[Directions for this task] Determine how many lines include the string "Material". Output that number only.

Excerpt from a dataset
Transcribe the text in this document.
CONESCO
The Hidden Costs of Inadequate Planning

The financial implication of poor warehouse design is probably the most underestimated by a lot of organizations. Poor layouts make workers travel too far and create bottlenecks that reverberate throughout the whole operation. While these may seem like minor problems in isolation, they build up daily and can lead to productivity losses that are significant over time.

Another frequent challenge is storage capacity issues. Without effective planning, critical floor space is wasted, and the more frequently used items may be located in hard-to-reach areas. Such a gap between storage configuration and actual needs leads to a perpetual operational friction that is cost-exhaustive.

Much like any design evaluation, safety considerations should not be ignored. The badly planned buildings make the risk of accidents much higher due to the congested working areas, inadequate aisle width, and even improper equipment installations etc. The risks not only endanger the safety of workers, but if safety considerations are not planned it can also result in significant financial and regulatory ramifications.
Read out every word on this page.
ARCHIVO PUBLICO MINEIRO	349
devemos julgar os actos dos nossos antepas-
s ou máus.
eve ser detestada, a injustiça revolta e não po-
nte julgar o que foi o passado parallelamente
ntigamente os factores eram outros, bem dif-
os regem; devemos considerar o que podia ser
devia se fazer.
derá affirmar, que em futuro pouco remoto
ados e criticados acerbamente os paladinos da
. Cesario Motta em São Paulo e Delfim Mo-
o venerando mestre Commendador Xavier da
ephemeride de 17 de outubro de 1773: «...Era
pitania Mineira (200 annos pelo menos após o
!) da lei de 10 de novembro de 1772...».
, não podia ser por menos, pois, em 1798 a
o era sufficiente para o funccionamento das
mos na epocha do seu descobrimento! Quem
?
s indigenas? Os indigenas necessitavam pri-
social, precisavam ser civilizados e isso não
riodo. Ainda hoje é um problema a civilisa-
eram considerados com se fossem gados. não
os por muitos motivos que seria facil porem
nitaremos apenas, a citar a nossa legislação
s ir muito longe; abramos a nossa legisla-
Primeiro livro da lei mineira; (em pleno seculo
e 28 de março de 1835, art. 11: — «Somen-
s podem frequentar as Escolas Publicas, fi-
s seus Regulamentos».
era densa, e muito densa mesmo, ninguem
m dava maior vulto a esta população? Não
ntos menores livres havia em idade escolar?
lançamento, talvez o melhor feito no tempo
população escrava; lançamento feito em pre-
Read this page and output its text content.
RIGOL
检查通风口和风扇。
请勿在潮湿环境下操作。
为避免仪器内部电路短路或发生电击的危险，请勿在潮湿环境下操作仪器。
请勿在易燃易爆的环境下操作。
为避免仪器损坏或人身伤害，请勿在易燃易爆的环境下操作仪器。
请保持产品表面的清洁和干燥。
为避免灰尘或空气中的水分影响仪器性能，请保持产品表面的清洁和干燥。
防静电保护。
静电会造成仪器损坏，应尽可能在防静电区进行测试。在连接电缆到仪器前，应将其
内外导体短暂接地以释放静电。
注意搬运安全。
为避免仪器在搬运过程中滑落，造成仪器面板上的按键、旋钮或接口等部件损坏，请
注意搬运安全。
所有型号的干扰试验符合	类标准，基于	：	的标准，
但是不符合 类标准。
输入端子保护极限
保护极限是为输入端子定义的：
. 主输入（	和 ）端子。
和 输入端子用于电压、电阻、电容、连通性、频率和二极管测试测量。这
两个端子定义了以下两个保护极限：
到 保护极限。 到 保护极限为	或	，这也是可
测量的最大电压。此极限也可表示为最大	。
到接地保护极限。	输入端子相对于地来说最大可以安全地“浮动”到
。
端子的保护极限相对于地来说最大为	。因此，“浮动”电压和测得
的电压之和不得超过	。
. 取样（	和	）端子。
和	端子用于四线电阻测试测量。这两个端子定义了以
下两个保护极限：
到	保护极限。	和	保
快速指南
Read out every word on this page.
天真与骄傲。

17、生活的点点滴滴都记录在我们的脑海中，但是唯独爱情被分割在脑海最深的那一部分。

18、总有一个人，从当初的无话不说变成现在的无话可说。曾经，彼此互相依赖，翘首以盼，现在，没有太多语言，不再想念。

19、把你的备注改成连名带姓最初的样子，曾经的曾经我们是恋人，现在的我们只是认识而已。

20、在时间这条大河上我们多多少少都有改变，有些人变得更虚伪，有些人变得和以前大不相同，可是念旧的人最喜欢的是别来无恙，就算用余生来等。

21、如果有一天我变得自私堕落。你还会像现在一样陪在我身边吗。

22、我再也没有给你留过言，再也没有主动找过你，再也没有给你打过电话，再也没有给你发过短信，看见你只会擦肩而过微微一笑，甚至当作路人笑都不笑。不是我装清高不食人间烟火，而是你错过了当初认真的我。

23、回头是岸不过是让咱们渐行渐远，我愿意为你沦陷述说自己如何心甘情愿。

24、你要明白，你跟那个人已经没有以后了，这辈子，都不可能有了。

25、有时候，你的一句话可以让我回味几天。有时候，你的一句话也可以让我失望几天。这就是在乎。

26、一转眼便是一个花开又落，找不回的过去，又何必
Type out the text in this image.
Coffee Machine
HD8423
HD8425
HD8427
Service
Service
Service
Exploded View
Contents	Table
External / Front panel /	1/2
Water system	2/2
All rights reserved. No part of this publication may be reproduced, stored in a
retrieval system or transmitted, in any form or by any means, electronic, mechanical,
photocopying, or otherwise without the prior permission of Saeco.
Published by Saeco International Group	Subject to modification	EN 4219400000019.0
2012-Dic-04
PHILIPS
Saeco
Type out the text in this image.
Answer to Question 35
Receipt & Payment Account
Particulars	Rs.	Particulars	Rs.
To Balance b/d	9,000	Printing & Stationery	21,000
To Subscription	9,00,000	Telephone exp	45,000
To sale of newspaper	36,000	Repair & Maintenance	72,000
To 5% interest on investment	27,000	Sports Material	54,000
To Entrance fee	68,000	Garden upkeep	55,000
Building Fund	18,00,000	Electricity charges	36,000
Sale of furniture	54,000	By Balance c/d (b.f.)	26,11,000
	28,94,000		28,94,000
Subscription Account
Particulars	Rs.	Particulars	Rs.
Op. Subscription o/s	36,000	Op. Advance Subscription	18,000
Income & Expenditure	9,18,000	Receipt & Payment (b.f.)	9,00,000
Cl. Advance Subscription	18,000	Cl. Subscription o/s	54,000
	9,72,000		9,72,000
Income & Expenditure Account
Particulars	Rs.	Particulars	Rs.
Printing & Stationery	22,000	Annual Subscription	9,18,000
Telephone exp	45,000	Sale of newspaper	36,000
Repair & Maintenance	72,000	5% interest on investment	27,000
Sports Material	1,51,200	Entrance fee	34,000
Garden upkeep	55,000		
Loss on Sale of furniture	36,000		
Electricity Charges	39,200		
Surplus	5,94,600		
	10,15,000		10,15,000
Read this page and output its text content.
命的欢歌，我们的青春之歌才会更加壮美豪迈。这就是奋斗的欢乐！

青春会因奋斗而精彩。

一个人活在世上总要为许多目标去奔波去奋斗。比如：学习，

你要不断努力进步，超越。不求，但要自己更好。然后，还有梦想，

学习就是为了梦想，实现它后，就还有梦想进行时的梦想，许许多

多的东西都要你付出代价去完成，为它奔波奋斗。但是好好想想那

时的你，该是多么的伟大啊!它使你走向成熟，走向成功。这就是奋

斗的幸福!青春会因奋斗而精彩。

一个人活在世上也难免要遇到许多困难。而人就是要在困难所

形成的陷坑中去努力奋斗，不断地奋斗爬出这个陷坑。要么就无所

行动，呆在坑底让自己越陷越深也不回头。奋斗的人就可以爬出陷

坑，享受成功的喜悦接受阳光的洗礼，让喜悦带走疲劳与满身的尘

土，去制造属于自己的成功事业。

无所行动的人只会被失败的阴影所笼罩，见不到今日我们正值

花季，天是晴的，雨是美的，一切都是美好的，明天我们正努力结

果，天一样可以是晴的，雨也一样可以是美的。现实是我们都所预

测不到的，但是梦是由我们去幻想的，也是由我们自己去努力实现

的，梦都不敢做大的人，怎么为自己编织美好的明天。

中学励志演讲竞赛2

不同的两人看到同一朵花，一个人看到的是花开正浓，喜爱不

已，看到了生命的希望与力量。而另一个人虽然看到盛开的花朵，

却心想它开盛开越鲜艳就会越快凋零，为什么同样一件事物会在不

[Task output] 2